[WHAT TO WORK ON]
Write out every entry word for word.

[Figure content listings]
▼▼▼
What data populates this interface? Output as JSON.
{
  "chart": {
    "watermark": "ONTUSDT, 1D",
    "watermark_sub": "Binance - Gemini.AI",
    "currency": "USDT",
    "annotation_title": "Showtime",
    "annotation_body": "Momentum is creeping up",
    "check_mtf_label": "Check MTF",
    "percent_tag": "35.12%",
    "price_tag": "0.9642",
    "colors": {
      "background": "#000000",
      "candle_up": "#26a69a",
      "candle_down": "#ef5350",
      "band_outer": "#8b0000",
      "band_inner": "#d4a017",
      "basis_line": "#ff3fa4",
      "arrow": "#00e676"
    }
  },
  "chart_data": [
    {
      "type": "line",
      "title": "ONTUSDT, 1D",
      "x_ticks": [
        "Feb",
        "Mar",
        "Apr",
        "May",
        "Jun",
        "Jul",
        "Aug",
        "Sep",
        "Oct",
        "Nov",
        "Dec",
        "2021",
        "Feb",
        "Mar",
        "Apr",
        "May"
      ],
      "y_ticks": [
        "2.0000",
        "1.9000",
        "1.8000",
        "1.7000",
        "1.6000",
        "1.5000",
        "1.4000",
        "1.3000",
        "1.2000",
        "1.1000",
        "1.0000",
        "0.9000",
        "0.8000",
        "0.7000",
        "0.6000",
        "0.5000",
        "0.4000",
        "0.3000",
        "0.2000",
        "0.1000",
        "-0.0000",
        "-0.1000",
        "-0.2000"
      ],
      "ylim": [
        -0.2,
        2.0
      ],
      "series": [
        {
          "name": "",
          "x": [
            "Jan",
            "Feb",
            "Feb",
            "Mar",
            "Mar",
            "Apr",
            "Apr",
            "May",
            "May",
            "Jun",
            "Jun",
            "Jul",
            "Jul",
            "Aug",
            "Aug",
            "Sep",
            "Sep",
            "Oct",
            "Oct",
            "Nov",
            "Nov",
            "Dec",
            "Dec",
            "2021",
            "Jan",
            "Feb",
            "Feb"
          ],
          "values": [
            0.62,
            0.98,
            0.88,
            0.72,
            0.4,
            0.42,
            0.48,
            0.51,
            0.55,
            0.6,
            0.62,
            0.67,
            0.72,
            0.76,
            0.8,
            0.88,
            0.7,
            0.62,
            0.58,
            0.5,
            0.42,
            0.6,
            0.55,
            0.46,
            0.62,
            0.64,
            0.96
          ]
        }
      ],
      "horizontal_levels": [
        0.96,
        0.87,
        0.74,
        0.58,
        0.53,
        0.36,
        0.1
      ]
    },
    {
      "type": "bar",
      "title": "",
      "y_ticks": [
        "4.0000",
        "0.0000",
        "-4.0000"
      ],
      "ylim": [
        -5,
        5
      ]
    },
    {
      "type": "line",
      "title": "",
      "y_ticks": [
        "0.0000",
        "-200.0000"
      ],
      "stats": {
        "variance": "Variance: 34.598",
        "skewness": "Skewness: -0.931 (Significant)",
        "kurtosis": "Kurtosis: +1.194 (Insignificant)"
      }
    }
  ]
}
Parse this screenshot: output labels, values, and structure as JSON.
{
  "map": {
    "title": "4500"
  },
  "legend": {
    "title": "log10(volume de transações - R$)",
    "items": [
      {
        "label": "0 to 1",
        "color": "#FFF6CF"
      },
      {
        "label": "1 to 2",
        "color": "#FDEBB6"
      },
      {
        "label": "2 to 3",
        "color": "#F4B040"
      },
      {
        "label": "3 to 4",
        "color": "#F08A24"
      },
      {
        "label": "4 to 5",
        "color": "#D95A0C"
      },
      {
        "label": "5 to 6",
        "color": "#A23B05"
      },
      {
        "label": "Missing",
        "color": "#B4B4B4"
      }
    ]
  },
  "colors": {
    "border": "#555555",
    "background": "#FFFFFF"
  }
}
▲▲▲
[SOLUTION]
What data populates this interface? Output as JSON.
{
  "chart": {
    "watermark": "ONTUSDT, 1D",
    "watermark_sub": "Binance - Gemini.AI",
    "currency": "USDT",
    "annotation_title": "Showtime",
    "annotation_body": "Momentum is creeping up",
    "check_mtf_label": "Check MTF",
    "percent_tag": "35.12%",
    "price_tag": "0.9642",
    "colors": {
      "background": "#000000",
      "candle_up": "#26a69a",
      "candle_down": "#ef5350",
      "band_outer": "#8b0000",
      "band_inner": "#d4a017",
      "basis_line": "#ff3fa4",
      "arrow": "#00e676"
    }
  },
  "chart_data": [
    {
      "type": "line",
      "title": "ONTUSDT, 1D",
      "x_ticks": [
        "Feb",
        "Mar",
        "Apr",
        "May",
        "Jun",
        "Jul",
        "Aug",
        "Sep",
        "Oct",
        "Nov",
        "Dec",
        "2021",
        "Feb",
        "Mar",
        "Apr",
        "May"
      ],
      "y_ticks": [
        "2.0000",
        "1.9000",
        "1.8000",
        "1.7000",
        "1.6000",
        "1.5000",
        "1.4000",
        "1.3000",
        "1.2000",
        "1.1000",
        "1.0000",
        "0.9000",
        "0.8000",
        "0.7000",
        "0.6000",
        "0.5000",
        "0.4000",
        "0.3000",
        "0.2000",
        "0.1000",
        "-0.0000",
        "-0.1000",
        "-0.2000"
      ],
      "ylim": [
        -0.2,
        2.0
      ],
      "series": [
        {
          "name": "",
          "x": [
            "Jan",
            "Feb",
            "Feb",
            "Mar",
            "Mar",
            "Apr",
            "Apr",
            "May",
            "May",
            "Jun",
            "Jun",
            "Jul",
            "Jul",
            "Aug",
            "Aug",
            "Sep",
            "Sep",
            "Oct",
            "Oct",
            "Nov",
            "Nov",
            "Dec",
            "Dec",
            "2021",
            "Jan",
            "Feb",
            "Feb"
          ],
          "values": [
            0.62,
            0.98,
            0.88,
            0.72,
            0.4,
            0.42,
            0.48,
            0.51,
            0.55,
            0.6,
            0.62,
            0.67,
            0.72,
            0.76,
            0.8,
            0.88,
            0.7,
            0.62,
            0.58,
            0.5,
            0.42,
            0.6,
            0.55,
            0.46,
            0.62,
            0.64,
            0.96
          ]
        }
      ],
      "horizontal_levels": [
        0.96,
        0.87,
        0.74,
        0.58,
        0.53,
        0.36,
        0.1
      ]
    },
    {
      "type": "bar",
      "title": "",
      "y_ticks": [
        "4.0000",
        "0.0000",
        "-4.0000"
      ],
      "ylim": [
        -5,
        5
      ]
    },
    {
      "type": "line",
      "title": "",
      "y_ticks": [
        "0.0000",
        "-200.0000"
      ],
      "stats": {
        "variance": "Variance: 34.598",
        "skewness": "Skewness: -0.931 (Significant)",
        "kurtosis": "Kurtosis: +1.194 (Insignificant)"
      }
    }
  ]
}
Parse this screenshot: output labels, values, and structure as JSON.
{
  "map": {
    "title": "4500"
  },
  "legend": {
    "title": "log10(volume de transações - R$)",
    "items": [
      {
        "label": "0 to 1",
        "color": "#FFF6CF"
      },
      {
        "label": "1 to 2",
        "color": "#FDEBB6"
      },
      {
        "label": "2 to 3",
        "color": "#F4B040"
      },
      {
        "label": "3 to 4",
        "color": "#F08A24"
      },
      {
        "label": "4 to 5",
        "color": "#D95A0C"
      },
      {
        "label": "5 to 6",
        "color": "#A23B05"
      },
      {
        "label": "Missing",
        "color": "#B4B4B4"
      }
    ]
  },
  "colors": {
    "border": "#555555",
    "background": "#FFFFFF"
  }
}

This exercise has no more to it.